-- begin Provided text --
The modularity of a graph with respect to some division (or vertex types) measures how good the division is, or how separated are the different vertex types from each other. It defined as $$Q=\frac{1}{2m} \sum_{i,j} (A_{ij}-\frac{k_ik_j}{2m})\delta(c_i,c_j),$$ here $m$ is the number of edges, $A_{ij}$ is the element of the $A$ adjacency matrix in row $i$ and column $j$, $k_i$ is the degree of $i$, $k_j$ is the degree of $j$, $c_i$ is the type (or component) of $i$, $c_j$ that of $j$, the sum goes over all $i$ and $j$ pairs of vertices, and $\delta(x,y)$ is 1 if $x=y$ and 0 otherwise.

If edge weights are given, then these are considered as the element of the $A$ adjacency matrix, and $k_i$ is the sum of weights of adjacent edges for vertex $i$.
-- end Provided text --
-- begin Records provided --
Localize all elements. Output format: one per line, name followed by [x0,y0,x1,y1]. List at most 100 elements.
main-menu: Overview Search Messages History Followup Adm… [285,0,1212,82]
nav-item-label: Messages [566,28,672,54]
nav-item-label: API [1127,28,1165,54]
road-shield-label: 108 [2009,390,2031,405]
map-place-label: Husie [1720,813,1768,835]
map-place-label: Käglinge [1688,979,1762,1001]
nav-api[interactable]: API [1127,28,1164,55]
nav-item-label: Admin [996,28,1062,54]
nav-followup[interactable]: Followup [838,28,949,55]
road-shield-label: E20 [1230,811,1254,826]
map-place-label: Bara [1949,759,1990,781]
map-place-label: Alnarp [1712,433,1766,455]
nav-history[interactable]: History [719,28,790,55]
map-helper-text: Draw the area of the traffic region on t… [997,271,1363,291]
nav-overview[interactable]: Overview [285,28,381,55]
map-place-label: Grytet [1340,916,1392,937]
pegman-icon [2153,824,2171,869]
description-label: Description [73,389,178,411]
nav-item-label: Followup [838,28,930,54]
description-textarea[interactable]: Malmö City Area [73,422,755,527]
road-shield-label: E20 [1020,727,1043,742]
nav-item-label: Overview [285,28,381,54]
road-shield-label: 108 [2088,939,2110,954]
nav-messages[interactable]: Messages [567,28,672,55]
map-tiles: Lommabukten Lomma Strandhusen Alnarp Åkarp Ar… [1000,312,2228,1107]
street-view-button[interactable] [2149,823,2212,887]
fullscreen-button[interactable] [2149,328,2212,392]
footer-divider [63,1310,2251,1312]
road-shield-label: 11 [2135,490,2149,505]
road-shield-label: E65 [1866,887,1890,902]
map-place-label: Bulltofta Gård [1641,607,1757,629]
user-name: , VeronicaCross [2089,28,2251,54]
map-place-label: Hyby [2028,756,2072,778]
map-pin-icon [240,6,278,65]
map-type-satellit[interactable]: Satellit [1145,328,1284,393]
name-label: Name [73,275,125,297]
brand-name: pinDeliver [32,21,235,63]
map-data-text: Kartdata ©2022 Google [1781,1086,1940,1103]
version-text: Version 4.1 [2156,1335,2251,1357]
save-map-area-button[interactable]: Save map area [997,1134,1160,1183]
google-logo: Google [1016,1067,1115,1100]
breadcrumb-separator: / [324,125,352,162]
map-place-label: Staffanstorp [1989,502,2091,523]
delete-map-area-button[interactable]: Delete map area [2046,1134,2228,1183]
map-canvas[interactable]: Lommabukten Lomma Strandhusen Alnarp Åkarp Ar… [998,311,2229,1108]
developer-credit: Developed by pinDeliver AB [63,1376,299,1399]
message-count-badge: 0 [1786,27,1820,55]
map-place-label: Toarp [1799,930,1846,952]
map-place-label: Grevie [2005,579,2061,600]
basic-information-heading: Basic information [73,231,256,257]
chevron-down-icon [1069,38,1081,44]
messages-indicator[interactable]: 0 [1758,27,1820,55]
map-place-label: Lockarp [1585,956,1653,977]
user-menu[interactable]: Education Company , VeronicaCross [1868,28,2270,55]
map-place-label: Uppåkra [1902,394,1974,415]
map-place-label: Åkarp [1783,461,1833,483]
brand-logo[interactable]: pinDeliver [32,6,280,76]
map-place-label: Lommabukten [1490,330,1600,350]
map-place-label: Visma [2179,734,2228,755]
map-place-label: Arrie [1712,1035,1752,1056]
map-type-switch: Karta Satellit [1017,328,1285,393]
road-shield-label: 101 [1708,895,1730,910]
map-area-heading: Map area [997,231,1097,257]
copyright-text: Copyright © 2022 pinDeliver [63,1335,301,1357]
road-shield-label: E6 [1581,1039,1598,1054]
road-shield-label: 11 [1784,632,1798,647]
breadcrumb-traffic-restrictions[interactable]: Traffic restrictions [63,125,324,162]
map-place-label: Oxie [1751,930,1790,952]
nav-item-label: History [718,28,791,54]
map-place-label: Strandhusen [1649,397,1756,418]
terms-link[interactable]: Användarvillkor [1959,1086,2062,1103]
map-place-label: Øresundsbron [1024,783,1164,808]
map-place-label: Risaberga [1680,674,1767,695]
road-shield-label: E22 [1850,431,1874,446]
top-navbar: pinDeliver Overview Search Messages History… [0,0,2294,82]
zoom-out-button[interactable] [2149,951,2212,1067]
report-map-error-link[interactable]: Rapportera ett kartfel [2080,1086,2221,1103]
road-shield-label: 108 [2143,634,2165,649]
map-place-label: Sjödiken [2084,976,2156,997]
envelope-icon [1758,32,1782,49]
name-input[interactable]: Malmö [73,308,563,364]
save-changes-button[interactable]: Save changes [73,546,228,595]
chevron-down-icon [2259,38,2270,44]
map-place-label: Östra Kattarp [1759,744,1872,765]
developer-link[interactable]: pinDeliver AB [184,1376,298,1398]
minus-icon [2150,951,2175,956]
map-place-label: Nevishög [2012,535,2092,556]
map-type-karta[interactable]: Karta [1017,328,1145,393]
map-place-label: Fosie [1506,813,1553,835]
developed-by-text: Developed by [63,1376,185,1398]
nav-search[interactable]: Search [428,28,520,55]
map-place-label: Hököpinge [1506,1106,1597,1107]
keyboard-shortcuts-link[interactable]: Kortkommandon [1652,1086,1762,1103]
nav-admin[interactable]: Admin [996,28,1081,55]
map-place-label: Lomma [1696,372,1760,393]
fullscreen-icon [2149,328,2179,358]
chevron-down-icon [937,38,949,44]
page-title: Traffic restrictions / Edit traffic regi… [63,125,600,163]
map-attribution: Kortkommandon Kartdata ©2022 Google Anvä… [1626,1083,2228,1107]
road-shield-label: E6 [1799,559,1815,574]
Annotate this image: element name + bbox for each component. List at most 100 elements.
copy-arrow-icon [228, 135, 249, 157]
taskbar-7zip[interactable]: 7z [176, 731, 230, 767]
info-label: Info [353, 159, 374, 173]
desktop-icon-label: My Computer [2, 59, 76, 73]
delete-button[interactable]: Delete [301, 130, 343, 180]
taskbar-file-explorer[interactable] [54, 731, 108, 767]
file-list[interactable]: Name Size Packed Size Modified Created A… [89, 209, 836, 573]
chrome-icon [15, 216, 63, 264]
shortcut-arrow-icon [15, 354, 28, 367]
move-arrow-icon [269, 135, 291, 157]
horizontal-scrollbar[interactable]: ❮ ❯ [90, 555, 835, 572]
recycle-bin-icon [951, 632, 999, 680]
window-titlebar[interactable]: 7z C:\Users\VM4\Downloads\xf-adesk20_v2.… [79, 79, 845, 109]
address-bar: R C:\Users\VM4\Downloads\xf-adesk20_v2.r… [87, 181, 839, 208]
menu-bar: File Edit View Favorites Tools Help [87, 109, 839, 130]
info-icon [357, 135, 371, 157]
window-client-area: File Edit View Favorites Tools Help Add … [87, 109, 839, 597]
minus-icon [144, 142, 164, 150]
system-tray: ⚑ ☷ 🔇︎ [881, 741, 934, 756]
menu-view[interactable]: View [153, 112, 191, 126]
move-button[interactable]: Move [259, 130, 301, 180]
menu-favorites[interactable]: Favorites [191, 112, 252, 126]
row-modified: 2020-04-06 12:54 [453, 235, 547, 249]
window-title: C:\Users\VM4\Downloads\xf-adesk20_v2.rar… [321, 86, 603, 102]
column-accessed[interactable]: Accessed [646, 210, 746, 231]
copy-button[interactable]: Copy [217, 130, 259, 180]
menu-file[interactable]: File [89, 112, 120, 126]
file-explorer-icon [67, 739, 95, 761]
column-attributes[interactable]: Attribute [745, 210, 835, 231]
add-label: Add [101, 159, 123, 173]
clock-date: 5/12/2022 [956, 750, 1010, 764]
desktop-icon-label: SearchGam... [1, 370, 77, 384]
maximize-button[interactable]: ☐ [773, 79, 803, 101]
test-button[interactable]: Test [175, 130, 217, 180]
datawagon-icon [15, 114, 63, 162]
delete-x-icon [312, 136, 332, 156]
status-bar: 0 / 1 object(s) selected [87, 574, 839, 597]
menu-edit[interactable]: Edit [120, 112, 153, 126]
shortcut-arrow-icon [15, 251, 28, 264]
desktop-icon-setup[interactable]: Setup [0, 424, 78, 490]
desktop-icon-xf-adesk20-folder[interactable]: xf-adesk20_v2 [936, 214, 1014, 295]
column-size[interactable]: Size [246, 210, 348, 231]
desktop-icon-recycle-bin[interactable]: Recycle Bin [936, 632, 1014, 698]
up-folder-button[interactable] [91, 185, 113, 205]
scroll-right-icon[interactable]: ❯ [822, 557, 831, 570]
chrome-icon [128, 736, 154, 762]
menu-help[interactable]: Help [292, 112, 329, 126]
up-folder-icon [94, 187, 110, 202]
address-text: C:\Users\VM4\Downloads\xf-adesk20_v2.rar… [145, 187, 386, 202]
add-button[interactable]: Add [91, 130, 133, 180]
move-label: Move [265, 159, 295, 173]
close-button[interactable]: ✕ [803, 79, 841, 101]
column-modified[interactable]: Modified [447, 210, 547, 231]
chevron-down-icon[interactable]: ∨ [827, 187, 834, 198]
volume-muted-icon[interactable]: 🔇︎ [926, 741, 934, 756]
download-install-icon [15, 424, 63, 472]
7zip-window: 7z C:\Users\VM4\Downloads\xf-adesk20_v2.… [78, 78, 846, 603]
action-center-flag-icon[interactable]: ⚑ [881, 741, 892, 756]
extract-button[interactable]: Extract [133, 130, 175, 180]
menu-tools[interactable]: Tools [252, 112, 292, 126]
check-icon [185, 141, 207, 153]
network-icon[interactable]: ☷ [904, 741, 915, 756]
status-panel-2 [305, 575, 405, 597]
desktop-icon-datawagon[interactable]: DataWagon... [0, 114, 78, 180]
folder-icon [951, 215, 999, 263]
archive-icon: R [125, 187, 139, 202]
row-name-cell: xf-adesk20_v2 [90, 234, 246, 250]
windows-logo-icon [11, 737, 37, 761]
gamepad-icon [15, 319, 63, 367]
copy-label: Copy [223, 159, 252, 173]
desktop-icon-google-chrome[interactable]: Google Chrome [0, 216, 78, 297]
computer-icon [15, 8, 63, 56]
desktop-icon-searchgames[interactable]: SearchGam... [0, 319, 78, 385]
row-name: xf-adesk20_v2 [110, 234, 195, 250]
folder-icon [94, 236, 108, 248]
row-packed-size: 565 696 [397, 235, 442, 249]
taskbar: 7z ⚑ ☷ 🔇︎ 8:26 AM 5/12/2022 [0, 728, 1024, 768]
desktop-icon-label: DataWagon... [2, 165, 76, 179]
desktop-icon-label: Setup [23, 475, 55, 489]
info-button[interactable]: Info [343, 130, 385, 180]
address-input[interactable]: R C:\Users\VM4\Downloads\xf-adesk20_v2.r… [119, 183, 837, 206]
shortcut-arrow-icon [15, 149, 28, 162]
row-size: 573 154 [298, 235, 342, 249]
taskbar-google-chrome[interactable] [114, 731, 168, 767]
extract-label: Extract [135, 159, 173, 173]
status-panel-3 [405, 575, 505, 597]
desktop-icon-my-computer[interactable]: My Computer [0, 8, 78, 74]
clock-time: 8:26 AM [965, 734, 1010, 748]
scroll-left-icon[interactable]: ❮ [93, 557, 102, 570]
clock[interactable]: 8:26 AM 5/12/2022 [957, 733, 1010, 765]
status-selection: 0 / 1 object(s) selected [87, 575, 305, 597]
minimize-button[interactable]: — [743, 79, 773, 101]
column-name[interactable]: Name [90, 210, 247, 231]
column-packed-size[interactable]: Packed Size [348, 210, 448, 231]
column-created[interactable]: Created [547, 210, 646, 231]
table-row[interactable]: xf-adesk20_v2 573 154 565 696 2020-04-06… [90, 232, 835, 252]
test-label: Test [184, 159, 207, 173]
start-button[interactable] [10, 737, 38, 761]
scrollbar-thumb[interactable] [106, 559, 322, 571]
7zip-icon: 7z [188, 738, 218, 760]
-- end Records provided --
• [The request]:
Retype the passage on graph modularity, everything from "The modularity of" down to "and 0 otherwise.".

• [Written reply]:
The modularity of a graph with respect to some division (or vertex types) measures how good the division is, or how separated are the different vertex types from each other. It defined as $$Q=\frac{1}{2m} \sum_{i,j} (A_{ij}-\frac{k_ik_j}{2m})\delta(c_i,c_j),$$ here $m$ is the number of edges, $A_{ij}$ is the element of the $A$ adjacency matrix in row $i$ and column $j$, $k_i$ is the degree of $i$, $k_j$ is the degree of $j$, $c_i$ is the type (or component) of $i$, $c_j$ that of $j$, the sum goes over all $i$ and $j$ pairs of vertices, and $\delta(x,y)$ is 1 if $x=y$ and 0 otherwise.